Figure record extracts
══════════════════════════════

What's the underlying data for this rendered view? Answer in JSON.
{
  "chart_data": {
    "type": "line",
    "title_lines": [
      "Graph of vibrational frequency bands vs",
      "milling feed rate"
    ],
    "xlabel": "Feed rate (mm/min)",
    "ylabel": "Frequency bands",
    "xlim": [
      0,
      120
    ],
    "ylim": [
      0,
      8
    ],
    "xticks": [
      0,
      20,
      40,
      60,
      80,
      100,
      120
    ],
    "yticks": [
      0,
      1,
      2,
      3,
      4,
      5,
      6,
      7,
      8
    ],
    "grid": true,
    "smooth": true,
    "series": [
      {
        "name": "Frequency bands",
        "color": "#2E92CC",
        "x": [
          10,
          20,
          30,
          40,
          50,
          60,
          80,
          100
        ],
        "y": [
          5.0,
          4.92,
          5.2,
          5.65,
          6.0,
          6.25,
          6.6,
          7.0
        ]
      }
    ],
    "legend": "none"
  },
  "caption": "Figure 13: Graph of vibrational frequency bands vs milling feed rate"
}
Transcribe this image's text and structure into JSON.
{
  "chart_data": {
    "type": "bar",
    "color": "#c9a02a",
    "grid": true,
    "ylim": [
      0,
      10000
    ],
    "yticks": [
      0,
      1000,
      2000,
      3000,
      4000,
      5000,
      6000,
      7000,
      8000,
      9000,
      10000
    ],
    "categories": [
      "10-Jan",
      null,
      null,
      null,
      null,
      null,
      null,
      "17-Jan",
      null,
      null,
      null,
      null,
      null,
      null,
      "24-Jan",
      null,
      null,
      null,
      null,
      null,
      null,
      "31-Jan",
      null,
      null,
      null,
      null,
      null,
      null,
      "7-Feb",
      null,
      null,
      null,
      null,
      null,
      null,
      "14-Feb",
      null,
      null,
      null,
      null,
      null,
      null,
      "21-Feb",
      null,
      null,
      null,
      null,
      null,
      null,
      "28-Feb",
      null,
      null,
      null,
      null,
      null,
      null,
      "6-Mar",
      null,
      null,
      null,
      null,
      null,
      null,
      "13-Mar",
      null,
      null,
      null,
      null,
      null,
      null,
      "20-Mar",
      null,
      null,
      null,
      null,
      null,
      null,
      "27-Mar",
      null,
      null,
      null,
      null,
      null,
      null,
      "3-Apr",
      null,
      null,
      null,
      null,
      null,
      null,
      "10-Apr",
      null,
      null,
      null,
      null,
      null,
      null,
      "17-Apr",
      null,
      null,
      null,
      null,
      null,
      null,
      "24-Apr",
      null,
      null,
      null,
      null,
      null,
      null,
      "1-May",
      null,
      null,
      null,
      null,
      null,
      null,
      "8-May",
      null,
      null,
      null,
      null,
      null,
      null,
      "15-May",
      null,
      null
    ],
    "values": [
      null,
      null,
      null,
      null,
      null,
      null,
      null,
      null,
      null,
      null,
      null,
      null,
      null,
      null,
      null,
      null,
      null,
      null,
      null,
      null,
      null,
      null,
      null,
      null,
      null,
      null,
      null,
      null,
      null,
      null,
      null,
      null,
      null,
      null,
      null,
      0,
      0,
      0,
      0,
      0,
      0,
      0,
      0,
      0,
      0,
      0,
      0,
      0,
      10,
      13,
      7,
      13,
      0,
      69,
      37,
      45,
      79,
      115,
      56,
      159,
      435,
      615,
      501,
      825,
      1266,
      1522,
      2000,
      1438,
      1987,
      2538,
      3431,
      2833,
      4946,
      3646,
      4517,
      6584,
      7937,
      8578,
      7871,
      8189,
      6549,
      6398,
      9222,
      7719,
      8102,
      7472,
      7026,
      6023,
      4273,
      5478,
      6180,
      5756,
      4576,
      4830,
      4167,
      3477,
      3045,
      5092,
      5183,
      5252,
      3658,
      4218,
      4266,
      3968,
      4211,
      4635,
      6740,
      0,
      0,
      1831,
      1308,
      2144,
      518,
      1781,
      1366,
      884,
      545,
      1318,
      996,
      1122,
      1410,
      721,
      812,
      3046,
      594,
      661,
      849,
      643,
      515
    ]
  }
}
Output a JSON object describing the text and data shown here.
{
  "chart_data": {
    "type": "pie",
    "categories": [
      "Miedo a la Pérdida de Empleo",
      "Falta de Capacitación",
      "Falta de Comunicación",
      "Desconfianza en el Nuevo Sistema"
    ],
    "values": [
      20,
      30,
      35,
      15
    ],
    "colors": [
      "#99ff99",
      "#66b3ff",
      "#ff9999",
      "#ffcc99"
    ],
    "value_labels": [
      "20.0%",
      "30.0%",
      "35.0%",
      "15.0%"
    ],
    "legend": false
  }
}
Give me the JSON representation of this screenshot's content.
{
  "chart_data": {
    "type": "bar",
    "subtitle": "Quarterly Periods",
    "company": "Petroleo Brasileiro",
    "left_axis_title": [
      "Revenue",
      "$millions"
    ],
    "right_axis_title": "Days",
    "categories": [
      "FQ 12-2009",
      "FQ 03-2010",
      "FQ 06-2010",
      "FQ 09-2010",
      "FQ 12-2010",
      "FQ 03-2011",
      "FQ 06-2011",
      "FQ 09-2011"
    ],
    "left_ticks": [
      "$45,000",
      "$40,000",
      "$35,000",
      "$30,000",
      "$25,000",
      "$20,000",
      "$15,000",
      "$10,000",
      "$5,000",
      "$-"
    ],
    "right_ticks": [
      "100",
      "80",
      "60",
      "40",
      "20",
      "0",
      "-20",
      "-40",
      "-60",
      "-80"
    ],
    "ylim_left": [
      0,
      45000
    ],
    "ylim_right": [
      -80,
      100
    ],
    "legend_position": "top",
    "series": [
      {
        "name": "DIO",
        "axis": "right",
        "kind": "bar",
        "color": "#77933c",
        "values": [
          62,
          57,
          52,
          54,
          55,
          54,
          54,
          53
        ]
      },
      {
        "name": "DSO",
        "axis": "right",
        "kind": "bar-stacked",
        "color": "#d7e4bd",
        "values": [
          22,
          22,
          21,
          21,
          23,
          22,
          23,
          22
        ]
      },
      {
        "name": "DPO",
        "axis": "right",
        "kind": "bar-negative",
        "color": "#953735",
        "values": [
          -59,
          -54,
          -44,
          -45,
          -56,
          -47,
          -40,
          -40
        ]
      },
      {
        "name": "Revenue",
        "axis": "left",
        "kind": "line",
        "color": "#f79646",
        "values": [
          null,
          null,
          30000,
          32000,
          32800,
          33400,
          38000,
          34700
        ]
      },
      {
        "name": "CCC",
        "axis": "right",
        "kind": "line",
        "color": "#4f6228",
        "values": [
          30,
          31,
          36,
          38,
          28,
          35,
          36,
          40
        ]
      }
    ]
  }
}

══════════════════════════════

◆ Challenge: Each line that holds the word "rate" is to be copied.

◆ Answer for the task:
      "milling feed rate"
    "xlabel": "Feed rate (mm/min)",
  "caption": "Figure 13: Graph of vibrational frequency bands vs milling feed rate"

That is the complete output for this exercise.